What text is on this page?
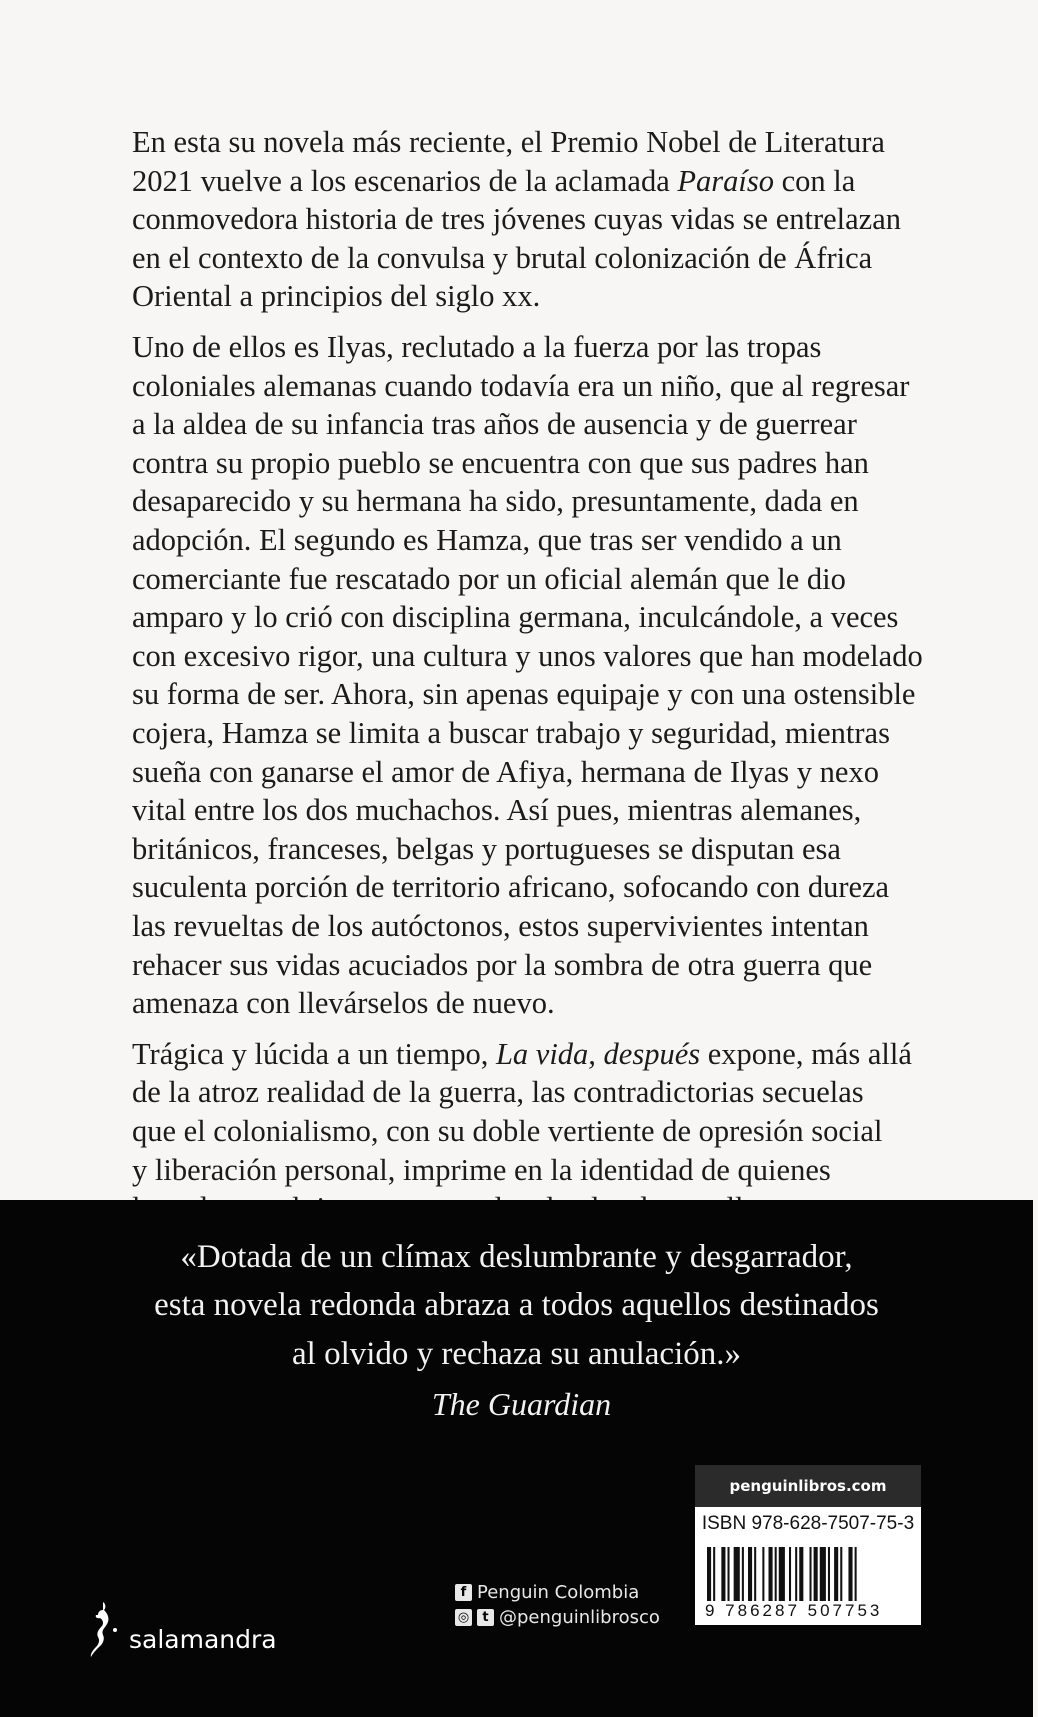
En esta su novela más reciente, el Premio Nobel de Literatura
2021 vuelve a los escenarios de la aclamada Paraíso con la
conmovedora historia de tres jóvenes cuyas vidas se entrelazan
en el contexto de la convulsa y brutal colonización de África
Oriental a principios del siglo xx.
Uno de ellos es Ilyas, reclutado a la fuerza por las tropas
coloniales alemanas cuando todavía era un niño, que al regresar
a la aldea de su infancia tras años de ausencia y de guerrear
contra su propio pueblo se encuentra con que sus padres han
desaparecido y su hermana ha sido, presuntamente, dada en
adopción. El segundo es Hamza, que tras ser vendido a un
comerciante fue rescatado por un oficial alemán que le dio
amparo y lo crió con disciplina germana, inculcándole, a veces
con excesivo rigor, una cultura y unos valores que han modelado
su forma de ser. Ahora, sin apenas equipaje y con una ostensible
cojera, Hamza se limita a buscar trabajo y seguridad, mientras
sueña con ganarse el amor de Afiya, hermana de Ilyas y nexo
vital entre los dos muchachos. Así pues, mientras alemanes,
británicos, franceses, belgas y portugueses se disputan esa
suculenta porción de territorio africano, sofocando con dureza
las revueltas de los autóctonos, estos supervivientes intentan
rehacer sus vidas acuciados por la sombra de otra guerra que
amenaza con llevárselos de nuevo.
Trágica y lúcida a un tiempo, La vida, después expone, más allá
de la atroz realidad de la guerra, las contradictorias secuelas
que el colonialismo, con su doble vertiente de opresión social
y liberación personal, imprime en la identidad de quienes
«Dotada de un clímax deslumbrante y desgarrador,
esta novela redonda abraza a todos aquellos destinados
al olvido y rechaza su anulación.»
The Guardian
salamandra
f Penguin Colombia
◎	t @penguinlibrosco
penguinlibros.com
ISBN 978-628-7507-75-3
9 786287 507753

◇ ◇ ◇ ◇ ◇ ◇ ◇

Each record above should be copied character for character, with pictures dropped.

Task solution
What text is on this page?
En esta su novela más reciente, el Premio Nobel de Literatura
2021 vuelve a los escenarios de la aclamada Paraíso con la
conmovedora historia de tres jóvenes cuyas vidas se entrelazan
en el contexto de la convulsa y brutal colonización de África
Oriental a principios del siglo xx.
Uno de ellos es Ilyas, reclutado a la fuerza por las tropas
coloniales alemanas cuando todavía era un niño, que al regresar
a la aldea de su infancia tras años de ausencia y de guerrear
contra su propio pueblo se encuentra con que sus padres han
desaparecido y su hermana ha sido, presuntamente, dada en
adopción. El segundo es Hamza, que tras ser vendido a un
comerciante fue rescatado por un oficial alemán que le dio
amparo y lo crió con disciplina germana, inculcándole, a veces
con excesivo rigor, una cultura y unos valores que han modelado
su forma de ser. Ahora, sin apenas equipaje y con una ostensible
cojera, Hamza se limita a buscar trabajo y seguridad, mientras
sueña con ganarse el amor de Afiya, hermana de Ilyas y nexo
vital entre los dos muchachos. Así pues, mientras alemanes,
británicos, franceses, belgas y portugueses se disputan esa
suculenta porción de territorio africano, sofocando con dureza
las revueltas de los autóctonos, estos supervivientes intentan
rehacer sus vidas acuciados por la sombra de otra guerra que
amenaza con llevárselos de nuevo.
Trágica y lúcida a un tiempo, La vida, después expone, más allá
de la atroz realidad de la guerra, las contradictorias secuelas
que el colonialismo, con su doble vertiente de opresión social
y liberación personal, imprime en la identidad de quienes
«Dotada de un clímax deslumbrante y desgarrador,
esta novela redonda abraza a todos aquellos destinados
al olvido y rechaza su anulación.»
The Guardian
salamandra
f Penguin Colombia
◎	t @penguinlibrosco
penguinlibros.com
ISBN 978-628-7507-75-3
9 786287 507753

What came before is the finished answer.